What is asked. Pictures do not belong in the copy; restate the records below word for word.

Data section.
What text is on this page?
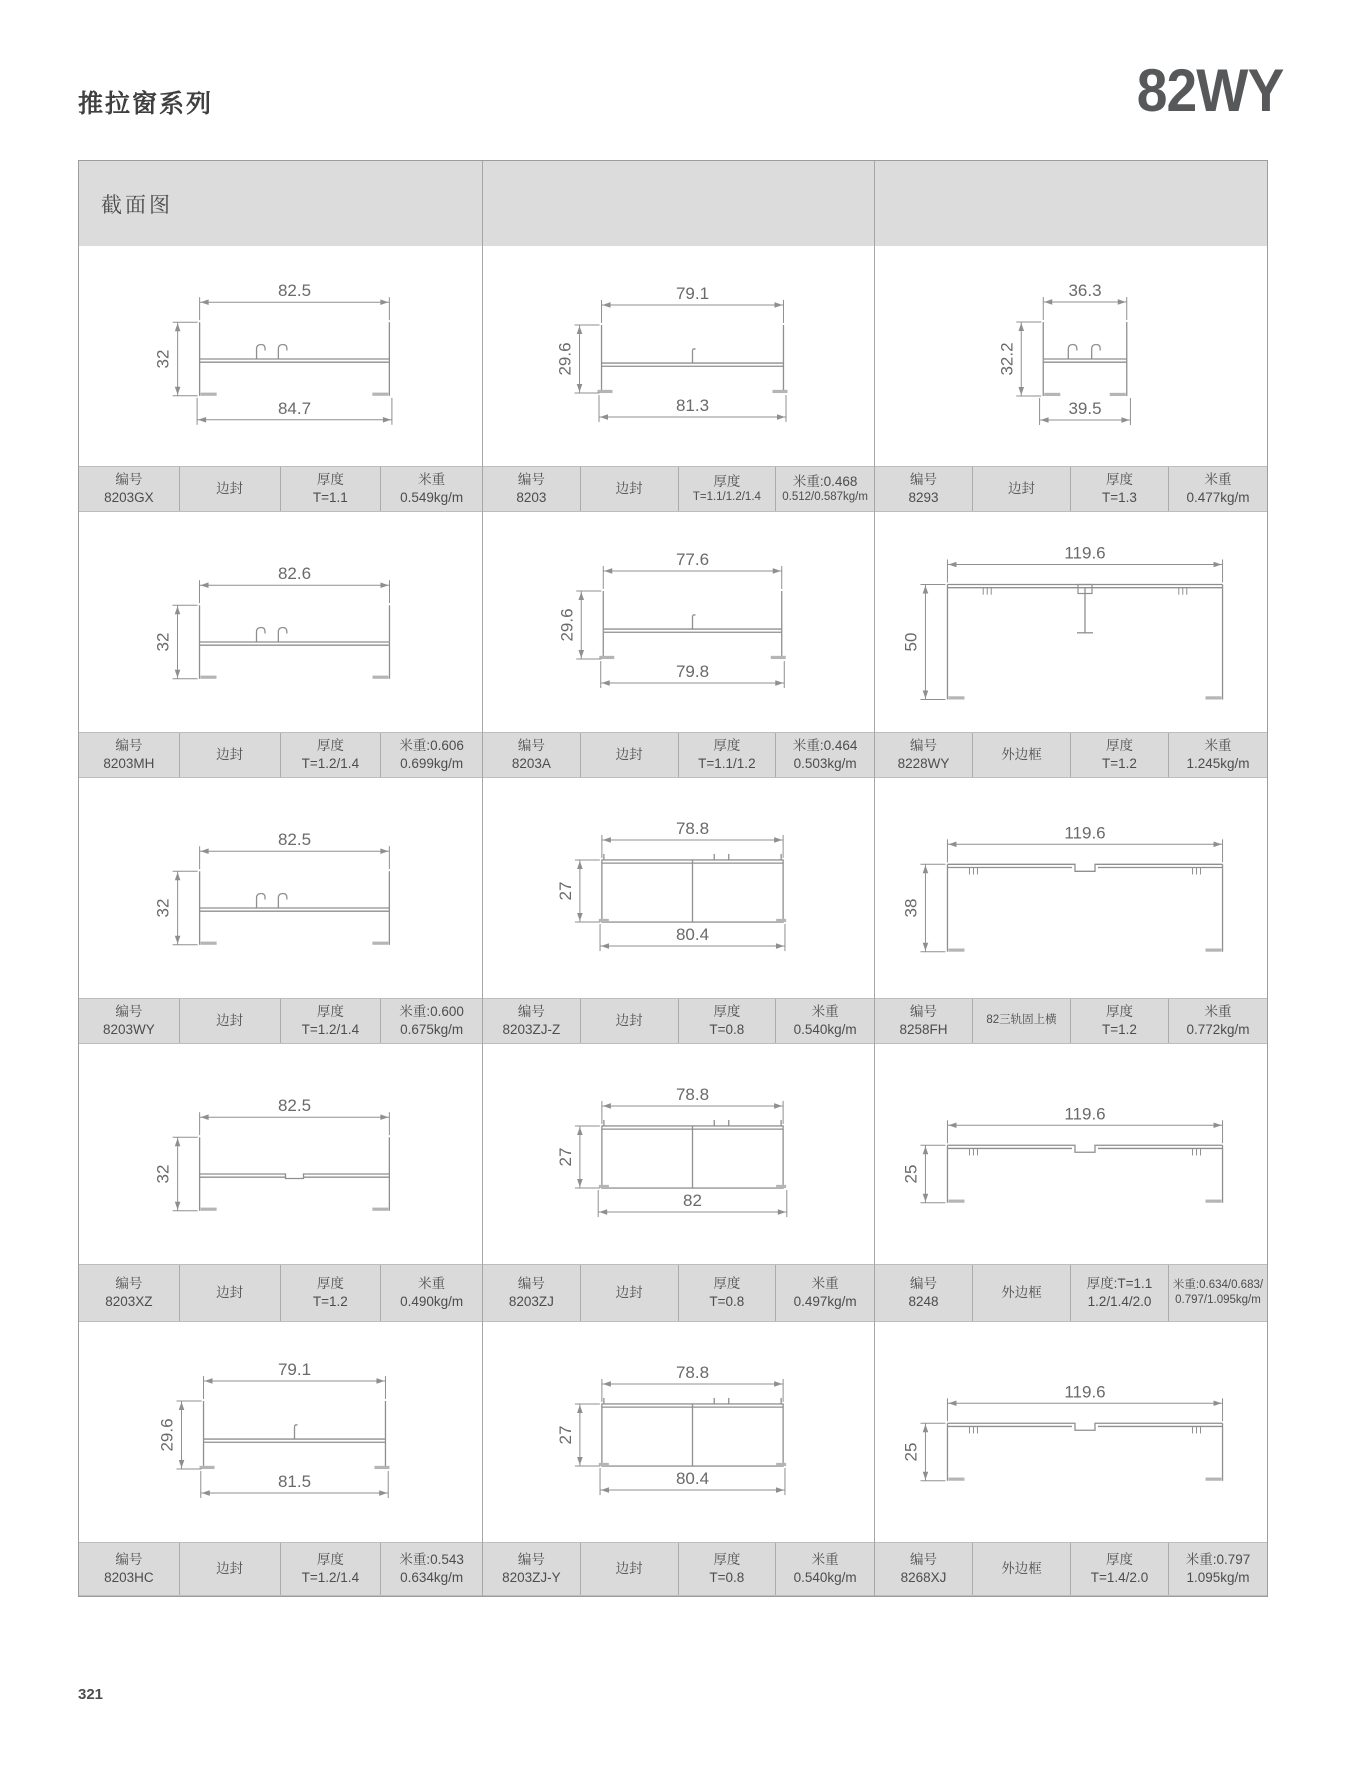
推拉窗系列	82WY
截面图
82.5
32
84.7
编号
8203GX
边封
厚度
T=1.1
米重
0.549kg/m
79.1
29.6
81.3
编号
8203
边封
厚度
T=1.1/1.2/1.4
米重:0.468
0.512/0.587kg/m
36.3
32.2
39.5
编号
8293
边封
厚度
T=1.3
米重
0.477kg/m
82.6
32
编号
8203MH
边封
厚度
T=1.2/1.4
米重:0.606
0.699kg/m
77.6
29.6
79.8
编号
8203A
边封
厚度
T=1.1/1.2
米重:0.464
0.503kg/m
119.6
50
编号
8228WY
外边框
厚度
T=1.2
米重
1.245kg/m
82.5
32
编号
8203WY
边封
厚度
T=1.2/1.4
米重:0.600
0.675kg/m
78.8
27
80.4
编号
8203ZJ-Z
边封
厚度
T=0.8
米重
0.540kg/m
119.6
38
编号
8258FH
82三轨固上横
厚度
T=1.2
米重
0.772kg/m
82.5
32
编号
8203XZ
边封
厚度
T=1.2
米重
0.490kg/m
78.8
27
82
编号
8203ZJ
边封
厚度
T=0.8
米重
0.497kg/m
119.6
25
编号
8248
外边框
厚度:T=1.1
1.2/1.4/2.0
米重:0.634/0.683/
0.797/1.095kg/m
79.1
29.6
81.5
编号
8203HC
边封
厚度
T=1.2/1.4
米重:0.543
0.634kg/m
78.8
27
80.4
编号
8203ZJ-Y
边封
厚度
T=0.8
米重
0.540kg/m
119.6
25
编号
8268XJ
外边框
厚度
T=1.4/2.0
米重:0.797
1.095kg/m
321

Written response.
What text is on this page?
推拉窗系列	82WY
截面图
82.5
32
84.7
编号
8203GX
边封
厚度
T=1.1
米重
0.549kg/m
79.1
29.6
81.3
编号
8203
边封
厚度
T=1.1/1.2/1.4
米重:0.468
0.512/0.587kg/m
36.3
32.2
39.5
编号
8293
边封
厚度
T=1.3
米重
0.477kg/m
82.6
32
编号
8203MH
边封
厚度
T=1.2/1.4
米重:0.606
0.699kg/m
77.6
29.6
79.8
编号
8203A
边封
厚度
T=1.1/1.2
米重:0.464
0.503kg/m
119.6
50
编号
8228WY
外边框
厚度
T=1.2
米重
1.245kg/m
82.5
32
编号
8203WY
边封
厚度
T=1.2/1.4
米重:0.600
0.675kg/m
78.8
27
80.4
编号
8203ZJ-Z
边封
厚度
T=0.8
米重
0.540kg/m
119.6
38
编号
8258FH
82三轨固上横
厚度
T=1.2
米重
0.772kg/m
82.5
32
编号
8203XZ
边封
厚度
T=1.2
米重
0.490kg/m
78.8
27
82
编号
8203ZJ
边封
厚度
T=0.8
米重
0.497kg/m
119.6
25
编号
8248
外边框
厚度:T=1.1
1.2/1.4/2.0
米重:0.634/0.683/
0.797/1.095kg/m
79.1
29.6
81.5
编号
8203HC
边封
厚度
T=1.2/1.4
米重:0.543
0.634kg/m
78.8
27
80.4
编号
8203ZJ-Y
边封
厚度
T=0.8
米重
0.540kg/m
119.6
25
编号
8268XJ
外边框
厚度
T=1.4/2.0
米重:0.797
1.095kg/m
321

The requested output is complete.